> SHORT EXERCISE: Please reproduce the entries below line for line, without changing a single character.

> RECORDS:
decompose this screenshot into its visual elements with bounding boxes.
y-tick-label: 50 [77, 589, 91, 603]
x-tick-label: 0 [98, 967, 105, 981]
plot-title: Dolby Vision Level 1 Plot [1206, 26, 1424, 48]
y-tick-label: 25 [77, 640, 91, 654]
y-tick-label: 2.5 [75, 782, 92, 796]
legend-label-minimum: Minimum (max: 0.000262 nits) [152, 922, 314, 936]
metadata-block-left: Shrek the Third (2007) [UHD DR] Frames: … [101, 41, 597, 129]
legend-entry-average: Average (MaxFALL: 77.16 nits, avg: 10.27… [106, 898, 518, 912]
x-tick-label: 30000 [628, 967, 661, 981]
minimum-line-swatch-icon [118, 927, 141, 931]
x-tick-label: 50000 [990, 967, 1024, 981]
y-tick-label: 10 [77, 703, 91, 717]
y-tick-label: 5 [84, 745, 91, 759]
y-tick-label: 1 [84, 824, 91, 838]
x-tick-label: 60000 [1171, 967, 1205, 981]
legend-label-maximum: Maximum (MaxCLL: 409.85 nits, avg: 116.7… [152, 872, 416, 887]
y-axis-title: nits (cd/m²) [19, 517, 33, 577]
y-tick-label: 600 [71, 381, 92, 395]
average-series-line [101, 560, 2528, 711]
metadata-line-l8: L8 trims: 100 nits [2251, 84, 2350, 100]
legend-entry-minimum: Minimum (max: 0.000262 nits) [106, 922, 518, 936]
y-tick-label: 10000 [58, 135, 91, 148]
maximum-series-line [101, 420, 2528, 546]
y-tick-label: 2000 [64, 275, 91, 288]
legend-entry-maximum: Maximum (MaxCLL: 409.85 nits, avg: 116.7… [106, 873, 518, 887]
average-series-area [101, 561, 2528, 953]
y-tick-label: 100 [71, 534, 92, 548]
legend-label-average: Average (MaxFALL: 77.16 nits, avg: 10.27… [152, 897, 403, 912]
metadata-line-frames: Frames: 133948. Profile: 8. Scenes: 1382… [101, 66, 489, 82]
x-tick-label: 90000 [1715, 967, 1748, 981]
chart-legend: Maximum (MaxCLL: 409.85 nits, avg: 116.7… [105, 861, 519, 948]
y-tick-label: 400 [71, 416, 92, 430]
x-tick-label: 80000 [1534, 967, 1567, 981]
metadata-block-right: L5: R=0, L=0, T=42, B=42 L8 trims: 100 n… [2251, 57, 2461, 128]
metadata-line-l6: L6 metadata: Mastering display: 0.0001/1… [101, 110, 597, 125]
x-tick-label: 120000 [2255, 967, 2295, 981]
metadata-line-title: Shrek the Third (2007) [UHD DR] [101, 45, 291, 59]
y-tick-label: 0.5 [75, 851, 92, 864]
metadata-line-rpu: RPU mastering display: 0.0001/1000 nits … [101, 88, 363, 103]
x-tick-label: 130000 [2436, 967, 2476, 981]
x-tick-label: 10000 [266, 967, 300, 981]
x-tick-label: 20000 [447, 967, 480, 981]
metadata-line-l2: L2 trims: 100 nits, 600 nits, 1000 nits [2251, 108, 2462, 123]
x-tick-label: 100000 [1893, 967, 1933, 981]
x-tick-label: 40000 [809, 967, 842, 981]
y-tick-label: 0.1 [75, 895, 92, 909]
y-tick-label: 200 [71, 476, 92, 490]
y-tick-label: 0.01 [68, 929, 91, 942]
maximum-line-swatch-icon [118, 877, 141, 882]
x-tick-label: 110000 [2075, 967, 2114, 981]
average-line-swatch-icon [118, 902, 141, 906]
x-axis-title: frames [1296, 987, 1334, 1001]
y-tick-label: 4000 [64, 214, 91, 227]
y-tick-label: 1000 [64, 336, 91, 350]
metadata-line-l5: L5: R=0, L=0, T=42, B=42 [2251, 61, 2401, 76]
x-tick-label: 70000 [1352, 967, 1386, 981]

> COMPLETE OUTPUT:
decompose this screenshot into its visual elements with bounding boxes.
y-tick-label: 50 [77, 589, 91, 603]
x-tick-label: 0 [98, 967, 105, 981]
plot-title: Dolby Vision Level 1 Plot [1206, 26, 1424, 48]
y-tick-label: 25 [77, 640, 91, 654]
y-tick-label: 2.5 [75, 782, 92, 796]
legend-label-minimum: Minimum (max: 0.000262 nits) [152, 922, 314, 936]
metadata-block-left: Shrek the Third (2007) [UHD DR] Frames: … [101, 41, 597, 129]
legend-entry-average: Average (MaxFALL: 77.16 nits, avg: 10.27… [106, 898, 518, 912]
x-tick-label: 30000 [628, 967, 661, 981]
minimum-line-swatch-icon [118, 927, 141, 931]
x-tick-label: 50000 [990, 967, 1024, 981]
y-tick-label: 10 [77, 703, 91, 717]
y-tick-label: 5 [84, 745, 91, 759]
y-tick-label: 1 [84, 824, 91, 838]
x-tick-label: 60000 [1171, 967, 1205, 981]
legend-label-maximum: Maximum (MaxCLL: 409.85 nits, avg: 116.7… [152, 872, 416, 887]
y-axis-title: nits (cd/m²) [19, 517, 33, 577]
y-tick-label: 600 [71, 381, 92, 395]
average-series-line [101, 560, 2528, 711]
metadata-line-l8: L8 trims: 100 nits [2251, 84, 2350, 100]
legend-entry-minimum: Minimum (max: 0.000262 nits) [106, 922, 518, 936]
y-tick-label: 10000 [58, 135, 91, 148]
maximum-series-line [101, 420, 2528, 546]
y-tick-label: 2000 [64, 275, 91, 288]
legend-entry-maximum: Maximum (MaxCLL: 409.85 nits, avg: 116.7… [106, 873, 518, 887]
average-series-area [101, 561, 2528, 953]
y-tick-label: 100 [71, 534, 92, 548]
legend-label-average: Average (MaxFALL: 77.16 nits, avg: 10.27… [152, 897, 403, 912]
metadata-line-frames: Frames: 133948. Profile: 8. Scenes: 1382… [101, 66, 489, 82]
x-tick-label: 90000 [1715, 967, 1748, 981]
chart-legend: Maximum (MaxCLL: 409.85 nits, avg: 116.7… [105, 861, 519, 948]
y-tick-label: 400 [71, 416, 92, 430]
x-tick-label: 80000 [1534, 967, 1567, 981]
metadata-block-right: L5: R=0, L=0, T=42, B=42 L8 trims: 100 n… [2251, 57, 2461, 128]
metadata-line-l6: L6 metadata: Mastering display: 0.0001/1… [101, 110, 597, 125]
x-tick-label: 120000 [2255, 967, 2295, 981]
metadata-line-title: Shrek the Third (2007) [UHD DR] [101, 45, 291, 59]
y-tick-label: 0.5 [75, 851, 92, 864]
metadata-line-rpu: RPU mastering display: 0.0001/1000 nits … [101, 88, 363, 103]
x-tick-label: 130000 [2436, 967, 2476, 981]
x-tick-label: 10000 [266, 967, 300, 981]
x-tick-label: 20000 [447, 967, 480, 981]
metadata-line-l2: L2 trims: 100 nits, 600 nits, 1000 nits [2251, 108, 2462, 123]
x-tick-label: 100000 [1893, 967, 1933, 981]
x-tick-label: 40000 [809, 967, 842, 981]
y-tick-label: 0.1 [75, 895, 92, 909]
y-tick-label: 200 [71, 476, 92, 490]
y-tick-label: 0.01 [68, 929, 91, 942]
maximum-line-swatch-icon [118, 877, 141, 882]
x-tick-label: 110000 [2075, 967, 2114, 981]
average-line-swatch-icon [118, 902, 141, 906]
x-axis-title: frames [1296, 987, 1334, 1001]
y-tick-label: 4000 [64, 214, 91, 227]
y-tick-label: 1000 [64, 336, 91, 350]
metadata-line-l5: L5: R=0, L=0, T=42, B=42 [2251, 61, 2401, 76]
x-tick-label: 70000 [1352, 967, 1386, 981]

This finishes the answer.